EXTRACTED DATA.

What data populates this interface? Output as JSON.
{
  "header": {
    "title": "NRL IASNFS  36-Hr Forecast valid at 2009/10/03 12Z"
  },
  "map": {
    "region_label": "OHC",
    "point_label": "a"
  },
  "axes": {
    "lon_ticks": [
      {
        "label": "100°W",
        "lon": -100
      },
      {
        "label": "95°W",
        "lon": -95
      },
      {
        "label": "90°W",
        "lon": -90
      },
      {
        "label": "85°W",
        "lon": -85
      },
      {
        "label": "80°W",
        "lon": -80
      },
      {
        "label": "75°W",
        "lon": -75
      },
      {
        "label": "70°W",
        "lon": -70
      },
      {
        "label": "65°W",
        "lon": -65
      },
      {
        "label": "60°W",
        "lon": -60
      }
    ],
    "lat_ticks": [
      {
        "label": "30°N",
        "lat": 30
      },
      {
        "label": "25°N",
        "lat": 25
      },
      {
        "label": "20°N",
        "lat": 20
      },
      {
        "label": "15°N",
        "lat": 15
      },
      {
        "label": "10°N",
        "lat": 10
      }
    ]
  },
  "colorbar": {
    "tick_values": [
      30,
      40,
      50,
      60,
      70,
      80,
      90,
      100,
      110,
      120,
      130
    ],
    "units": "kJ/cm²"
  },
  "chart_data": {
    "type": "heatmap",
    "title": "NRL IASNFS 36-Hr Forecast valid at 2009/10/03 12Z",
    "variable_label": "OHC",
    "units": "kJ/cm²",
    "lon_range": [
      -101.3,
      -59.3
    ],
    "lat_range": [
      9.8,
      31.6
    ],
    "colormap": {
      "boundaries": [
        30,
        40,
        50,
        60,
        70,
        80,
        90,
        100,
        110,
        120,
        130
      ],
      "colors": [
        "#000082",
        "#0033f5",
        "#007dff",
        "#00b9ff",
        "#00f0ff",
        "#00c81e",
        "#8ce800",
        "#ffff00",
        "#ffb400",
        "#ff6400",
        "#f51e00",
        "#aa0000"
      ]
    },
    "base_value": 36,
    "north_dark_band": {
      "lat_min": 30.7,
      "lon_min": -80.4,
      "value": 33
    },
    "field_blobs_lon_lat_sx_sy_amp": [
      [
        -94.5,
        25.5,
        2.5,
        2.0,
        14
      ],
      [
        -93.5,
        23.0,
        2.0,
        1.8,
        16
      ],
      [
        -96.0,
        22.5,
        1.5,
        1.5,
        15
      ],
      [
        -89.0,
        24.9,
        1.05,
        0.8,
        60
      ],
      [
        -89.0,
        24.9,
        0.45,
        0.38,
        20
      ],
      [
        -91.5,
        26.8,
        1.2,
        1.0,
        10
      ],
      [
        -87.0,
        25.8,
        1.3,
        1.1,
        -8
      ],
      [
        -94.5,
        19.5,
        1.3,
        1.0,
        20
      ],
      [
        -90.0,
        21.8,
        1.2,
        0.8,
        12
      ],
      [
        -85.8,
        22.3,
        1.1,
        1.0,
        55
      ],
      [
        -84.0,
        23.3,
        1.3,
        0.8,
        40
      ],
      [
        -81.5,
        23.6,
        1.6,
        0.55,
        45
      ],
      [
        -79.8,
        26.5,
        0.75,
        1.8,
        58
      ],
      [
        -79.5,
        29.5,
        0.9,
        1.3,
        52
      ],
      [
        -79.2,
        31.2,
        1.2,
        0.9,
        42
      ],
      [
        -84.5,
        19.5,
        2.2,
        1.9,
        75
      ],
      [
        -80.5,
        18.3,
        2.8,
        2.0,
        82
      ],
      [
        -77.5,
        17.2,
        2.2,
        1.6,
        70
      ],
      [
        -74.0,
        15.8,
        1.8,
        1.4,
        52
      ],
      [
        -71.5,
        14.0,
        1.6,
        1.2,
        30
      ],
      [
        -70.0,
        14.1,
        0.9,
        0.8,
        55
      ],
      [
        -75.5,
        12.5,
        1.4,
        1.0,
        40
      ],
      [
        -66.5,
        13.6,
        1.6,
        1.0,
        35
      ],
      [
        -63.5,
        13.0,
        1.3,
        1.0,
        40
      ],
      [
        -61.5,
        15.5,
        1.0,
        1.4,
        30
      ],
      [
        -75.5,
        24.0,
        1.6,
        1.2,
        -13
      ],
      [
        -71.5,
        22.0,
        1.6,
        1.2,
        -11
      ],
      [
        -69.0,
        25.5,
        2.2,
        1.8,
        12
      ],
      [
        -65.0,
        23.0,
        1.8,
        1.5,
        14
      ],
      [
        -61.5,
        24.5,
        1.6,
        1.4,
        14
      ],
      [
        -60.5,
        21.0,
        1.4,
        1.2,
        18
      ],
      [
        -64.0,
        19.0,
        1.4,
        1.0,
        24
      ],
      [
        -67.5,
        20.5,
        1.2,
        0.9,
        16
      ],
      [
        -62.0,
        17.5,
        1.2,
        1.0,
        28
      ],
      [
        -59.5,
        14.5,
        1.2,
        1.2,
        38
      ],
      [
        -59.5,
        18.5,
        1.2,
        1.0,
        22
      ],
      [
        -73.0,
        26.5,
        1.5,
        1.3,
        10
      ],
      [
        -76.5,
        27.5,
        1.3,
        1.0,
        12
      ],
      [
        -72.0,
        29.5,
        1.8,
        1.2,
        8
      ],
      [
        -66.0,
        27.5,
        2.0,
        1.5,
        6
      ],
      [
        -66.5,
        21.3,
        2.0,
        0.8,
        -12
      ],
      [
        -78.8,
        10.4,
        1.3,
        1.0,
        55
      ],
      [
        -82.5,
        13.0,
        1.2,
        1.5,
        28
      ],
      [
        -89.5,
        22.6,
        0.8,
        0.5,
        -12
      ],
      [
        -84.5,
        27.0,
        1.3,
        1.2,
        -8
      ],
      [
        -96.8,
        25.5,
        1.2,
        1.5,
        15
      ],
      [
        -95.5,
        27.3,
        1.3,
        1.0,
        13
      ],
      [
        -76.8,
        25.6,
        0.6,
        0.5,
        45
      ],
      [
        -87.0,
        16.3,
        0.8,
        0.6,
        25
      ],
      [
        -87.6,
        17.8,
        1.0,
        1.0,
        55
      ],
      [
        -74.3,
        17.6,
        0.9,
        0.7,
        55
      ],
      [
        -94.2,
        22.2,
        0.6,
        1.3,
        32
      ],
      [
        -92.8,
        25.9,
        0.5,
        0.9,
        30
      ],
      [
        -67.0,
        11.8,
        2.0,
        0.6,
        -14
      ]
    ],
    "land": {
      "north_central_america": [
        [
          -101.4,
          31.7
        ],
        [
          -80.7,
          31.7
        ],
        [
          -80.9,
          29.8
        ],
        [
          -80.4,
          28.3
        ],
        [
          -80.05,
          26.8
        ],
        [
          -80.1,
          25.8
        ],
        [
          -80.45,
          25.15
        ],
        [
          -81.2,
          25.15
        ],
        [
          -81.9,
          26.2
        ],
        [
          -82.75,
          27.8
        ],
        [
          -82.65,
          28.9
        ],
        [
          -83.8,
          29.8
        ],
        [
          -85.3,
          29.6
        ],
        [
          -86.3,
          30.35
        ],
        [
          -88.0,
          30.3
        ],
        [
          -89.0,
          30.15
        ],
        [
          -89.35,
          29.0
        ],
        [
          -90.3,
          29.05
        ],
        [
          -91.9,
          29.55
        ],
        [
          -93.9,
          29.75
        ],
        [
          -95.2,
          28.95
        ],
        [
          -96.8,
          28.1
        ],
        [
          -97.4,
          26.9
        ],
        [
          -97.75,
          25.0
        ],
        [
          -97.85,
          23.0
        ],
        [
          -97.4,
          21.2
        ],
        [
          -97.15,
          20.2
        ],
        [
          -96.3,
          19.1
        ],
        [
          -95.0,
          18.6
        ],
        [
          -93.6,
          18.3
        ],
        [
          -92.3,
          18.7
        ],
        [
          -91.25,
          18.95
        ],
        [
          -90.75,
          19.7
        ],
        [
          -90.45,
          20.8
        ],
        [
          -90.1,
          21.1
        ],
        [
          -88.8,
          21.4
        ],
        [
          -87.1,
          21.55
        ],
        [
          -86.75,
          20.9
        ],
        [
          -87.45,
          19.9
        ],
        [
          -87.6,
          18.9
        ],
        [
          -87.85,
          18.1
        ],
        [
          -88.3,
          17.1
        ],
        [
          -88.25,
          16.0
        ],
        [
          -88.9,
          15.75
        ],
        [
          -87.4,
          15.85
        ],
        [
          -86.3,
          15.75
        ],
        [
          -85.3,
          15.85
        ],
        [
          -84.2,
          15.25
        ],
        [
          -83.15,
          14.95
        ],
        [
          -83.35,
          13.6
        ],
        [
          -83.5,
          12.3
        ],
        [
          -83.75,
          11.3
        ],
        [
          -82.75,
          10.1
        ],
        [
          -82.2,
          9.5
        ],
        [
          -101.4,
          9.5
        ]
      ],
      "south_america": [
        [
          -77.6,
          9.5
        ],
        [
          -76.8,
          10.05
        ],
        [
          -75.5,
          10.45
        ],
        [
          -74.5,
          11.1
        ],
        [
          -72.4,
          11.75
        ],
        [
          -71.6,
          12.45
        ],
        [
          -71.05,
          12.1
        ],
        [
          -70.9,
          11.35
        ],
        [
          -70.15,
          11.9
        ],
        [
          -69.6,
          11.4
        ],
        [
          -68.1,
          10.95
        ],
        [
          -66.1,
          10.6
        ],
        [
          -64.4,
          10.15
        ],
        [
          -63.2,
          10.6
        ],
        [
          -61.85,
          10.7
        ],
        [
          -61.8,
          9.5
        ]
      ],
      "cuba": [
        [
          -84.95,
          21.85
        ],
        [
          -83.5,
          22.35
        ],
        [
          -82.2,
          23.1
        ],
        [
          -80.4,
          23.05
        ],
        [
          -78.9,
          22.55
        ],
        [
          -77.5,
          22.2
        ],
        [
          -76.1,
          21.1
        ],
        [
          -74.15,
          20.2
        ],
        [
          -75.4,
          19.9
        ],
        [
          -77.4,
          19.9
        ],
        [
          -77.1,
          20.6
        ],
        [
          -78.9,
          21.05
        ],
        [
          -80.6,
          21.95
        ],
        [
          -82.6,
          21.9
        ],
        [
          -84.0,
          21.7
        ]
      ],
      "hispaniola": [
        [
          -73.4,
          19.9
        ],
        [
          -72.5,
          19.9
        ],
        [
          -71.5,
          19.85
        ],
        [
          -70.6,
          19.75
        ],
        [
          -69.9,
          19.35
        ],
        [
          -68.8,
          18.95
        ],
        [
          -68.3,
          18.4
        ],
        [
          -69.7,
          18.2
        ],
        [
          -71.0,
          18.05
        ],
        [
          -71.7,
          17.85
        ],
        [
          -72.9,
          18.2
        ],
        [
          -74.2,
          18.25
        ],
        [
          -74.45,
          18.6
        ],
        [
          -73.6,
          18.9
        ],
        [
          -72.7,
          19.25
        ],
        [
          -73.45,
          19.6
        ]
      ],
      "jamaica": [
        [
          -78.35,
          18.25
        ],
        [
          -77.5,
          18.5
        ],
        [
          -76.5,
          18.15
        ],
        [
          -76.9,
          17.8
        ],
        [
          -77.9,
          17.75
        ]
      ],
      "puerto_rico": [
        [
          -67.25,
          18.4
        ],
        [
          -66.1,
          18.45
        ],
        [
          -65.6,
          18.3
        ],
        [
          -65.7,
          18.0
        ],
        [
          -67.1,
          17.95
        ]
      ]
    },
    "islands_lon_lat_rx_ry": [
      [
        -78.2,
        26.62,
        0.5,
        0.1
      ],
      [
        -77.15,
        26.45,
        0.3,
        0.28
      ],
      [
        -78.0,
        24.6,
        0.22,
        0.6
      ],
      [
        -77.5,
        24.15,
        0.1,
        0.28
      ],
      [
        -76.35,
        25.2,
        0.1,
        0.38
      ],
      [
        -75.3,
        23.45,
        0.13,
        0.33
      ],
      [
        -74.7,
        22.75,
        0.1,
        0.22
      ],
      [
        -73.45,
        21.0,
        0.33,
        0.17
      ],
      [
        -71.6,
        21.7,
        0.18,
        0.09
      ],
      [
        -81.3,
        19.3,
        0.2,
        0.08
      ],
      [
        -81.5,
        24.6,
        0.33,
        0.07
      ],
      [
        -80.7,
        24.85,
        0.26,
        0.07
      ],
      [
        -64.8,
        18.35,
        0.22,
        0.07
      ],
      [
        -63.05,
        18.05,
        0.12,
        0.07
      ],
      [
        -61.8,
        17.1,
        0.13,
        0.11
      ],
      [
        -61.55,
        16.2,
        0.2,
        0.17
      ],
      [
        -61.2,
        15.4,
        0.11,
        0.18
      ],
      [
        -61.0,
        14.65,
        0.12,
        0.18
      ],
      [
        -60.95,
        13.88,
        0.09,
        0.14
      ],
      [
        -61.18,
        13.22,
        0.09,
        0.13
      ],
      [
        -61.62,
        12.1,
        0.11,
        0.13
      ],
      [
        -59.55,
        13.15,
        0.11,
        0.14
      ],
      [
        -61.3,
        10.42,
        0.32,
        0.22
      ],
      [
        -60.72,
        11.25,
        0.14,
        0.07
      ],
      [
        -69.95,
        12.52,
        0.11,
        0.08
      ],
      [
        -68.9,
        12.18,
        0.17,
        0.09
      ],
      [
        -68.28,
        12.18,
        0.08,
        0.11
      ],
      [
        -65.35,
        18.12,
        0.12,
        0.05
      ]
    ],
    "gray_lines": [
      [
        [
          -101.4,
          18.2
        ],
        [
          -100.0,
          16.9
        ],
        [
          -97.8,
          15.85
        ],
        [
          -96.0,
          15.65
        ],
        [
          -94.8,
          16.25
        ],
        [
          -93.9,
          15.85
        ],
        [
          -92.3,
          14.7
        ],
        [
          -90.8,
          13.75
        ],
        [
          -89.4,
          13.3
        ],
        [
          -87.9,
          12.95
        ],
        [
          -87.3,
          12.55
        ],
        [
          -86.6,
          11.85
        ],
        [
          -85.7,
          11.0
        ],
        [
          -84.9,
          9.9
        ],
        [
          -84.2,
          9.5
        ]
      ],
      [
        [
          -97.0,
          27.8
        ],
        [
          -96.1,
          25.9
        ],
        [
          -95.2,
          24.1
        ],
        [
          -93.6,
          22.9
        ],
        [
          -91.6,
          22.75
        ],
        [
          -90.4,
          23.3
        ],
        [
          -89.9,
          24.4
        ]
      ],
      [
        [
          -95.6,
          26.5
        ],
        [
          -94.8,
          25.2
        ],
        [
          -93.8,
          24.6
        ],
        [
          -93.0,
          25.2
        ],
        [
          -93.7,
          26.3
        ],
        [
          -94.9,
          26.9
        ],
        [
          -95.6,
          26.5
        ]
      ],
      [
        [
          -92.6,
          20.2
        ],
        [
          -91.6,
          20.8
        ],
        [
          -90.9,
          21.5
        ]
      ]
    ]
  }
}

AIM. Copy each line of the records above that carries the word "Forecast".

PROBLEM SOLUTION.
    "title": "NRL IASNFS  36-Hr Forecast valid at 2009/10/03 12Z"
    "title": "NRL IASNFS 36-Hr Forecast valid at 2009/10/03 12Z",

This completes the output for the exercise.